__YOUR TASK__.
Write out the material below again, unchanged.

__DATA ROWS__.
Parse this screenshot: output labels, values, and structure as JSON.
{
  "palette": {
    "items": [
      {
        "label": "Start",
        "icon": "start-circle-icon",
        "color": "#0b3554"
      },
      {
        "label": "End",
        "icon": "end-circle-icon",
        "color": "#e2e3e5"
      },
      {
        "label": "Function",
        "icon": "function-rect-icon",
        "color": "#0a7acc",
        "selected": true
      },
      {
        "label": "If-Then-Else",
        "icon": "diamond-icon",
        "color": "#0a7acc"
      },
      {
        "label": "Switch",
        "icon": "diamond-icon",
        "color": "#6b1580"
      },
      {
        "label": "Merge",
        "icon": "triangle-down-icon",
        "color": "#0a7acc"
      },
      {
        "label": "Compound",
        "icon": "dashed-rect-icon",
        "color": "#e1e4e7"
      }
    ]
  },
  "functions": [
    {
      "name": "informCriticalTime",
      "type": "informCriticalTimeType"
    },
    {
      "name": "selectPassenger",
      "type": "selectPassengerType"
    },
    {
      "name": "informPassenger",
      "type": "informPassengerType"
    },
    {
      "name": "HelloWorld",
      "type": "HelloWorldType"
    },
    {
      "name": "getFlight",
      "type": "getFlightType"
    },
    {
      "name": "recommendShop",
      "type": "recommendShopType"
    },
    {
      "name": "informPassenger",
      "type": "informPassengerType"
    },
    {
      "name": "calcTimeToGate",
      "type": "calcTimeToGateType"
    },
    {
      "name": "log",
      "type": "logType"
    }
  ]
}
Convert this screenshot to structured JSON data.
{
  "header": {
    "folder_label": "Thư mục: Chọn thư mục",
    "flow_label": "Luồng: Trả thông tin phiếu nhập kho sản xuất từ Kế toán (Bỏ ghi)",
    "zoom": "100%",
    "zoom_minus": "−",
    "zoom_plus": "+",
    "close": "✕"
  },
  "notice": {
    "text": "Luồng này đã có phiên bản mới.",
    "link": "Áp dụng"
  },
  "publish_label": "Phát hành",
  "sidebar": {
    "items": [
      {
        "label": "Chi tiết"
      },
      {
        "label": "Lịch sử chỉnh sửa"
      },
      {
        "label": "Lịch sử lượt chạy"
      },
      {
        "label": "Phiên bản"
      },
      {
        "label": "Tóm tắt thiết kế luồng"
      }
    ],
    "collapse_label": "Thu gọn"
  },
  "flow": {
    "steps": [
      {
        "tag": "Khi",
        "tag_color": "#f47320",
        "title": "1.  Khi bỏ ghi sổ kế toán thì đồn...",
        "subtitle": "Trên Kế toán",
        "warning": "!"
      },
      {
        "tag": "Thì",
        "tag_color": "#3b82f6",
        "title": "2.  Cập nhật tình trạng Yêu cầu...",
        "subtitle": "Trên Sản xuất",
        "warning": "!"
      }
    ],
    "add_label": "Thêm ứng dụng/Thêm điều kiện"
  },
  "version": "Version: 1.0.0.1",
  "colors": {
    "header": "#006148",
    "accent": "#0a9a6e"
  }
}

__EXERCISE SOLUTION__.
Parse this screenshot: output labels, values, and structure as JSON.
{
  "palette": {
    "items": [
      {
        "label": "Start",
        "icon": "start-circle-icon",
        "color": "#0b3554"
      },
      {
        "label": "End",
        "icon": "end-circle-icon",
        "color": "#e2e3e5"
      },
      {
        "label": "Function",
        "icon": "function-rect-icon",
        "color": "#0a7acc",
        "selected": true
      },
      {
        "label": "If-Then-Else",
        "icon": "diamond-icon",
        "color": "#0a7acc"
      },
      {
        "label": "Switch",
        "icon": "diamond-icon",
        "color": "#6b1580"
      },
      {
        "label": "Merge",
        "icon": "triangle-down-icon",
        "color": "#0a7acc"
      },
      {
        "label": "Compound",
        "icon": "dashed-rect-icon",
        "color": "#e1e4e7"
      }
    ]
  },
  "functions": [
    {
      "name": "informCriticalTime",
      "type": "informCriticalTimeType"
    },
    {
      "name": "selectPassenger",
      "type": "selectPassengerType"
    },
    {
      "name": "informPassenger",
      "type": "informPassengerType"
    },
    {
      "name": "HelloWorld",
      "type": "HelloWorldType"
    },
    {
      "name": "getFlight",
      "type": "getFlightType"
    },
    {
      "name": "recommendShop",
      "type": "recommendShopType"
    },
    {
      "name": "informPassenger",
      "type": "informPassengerType"
    },
    {
      "name": "calcTimeToGate",
      "type": "calcTimeToGateType"
    },
    {
      "name": "log",
      "type": "logType"
    }
  ]
}
Convert this screenshot to structured JSON data.
{
  "header": {
    "folder_label": "Thư mục: Chọn thư mục",
    "flow_label": "Luồng: Trả thông tin phiếu nhập kho sản xuất từ Kế toán (Bỏ ghi)",
    "zoom": "100%",
    "zoom_minus": "−",
    "zoom_plus": "+",
    "close": "✕"
  },
  "notice": {
    "text": "Luồng này đã có phiên bản mới.",
    "link": "Áp dụng"
  },
  "publish_label": "Phát hành",
  "sidebar": {
    "items": [
      {
        "label": "Chi tiết"
      },
      {
        "label": "Lịch sử chỉnh sửa"
      },
      {
        "label": "Lịch sử lượt chạy"
      },
      {
        "label": "Phiên bản"
      },
      {
        "label": "Tóm tắt thiết kế luồng"
      }
    ],
    "collapse_label": "Thu gọn"
  },
  "flow": {
    "steps": [
      {
        "tag": "Khi",
        "tag_color": "#f47320",
        "title": "1.  Khi bỏ ghi sổ kế toán thì đồn...",
        "subtitle": "Trên Kế toán",
        "warning": "!"
      },
      {
        "tag": "Thì",
        "tag_color": "#3b82f6",
        "title": "2.  Cập nhật tình trạng Yêu cầu...",
        "subtitle": "Trên Sản xuất",
        "warning": "!"
      }
    ],
    "add_label": "Thêm ứng dụng/Thêm điều kiện"
  },
  "version": "Version: 1.0.0.1",
  "colors": {
    "header": "#006148",
    "accent": "#0a9a6e"
  }
}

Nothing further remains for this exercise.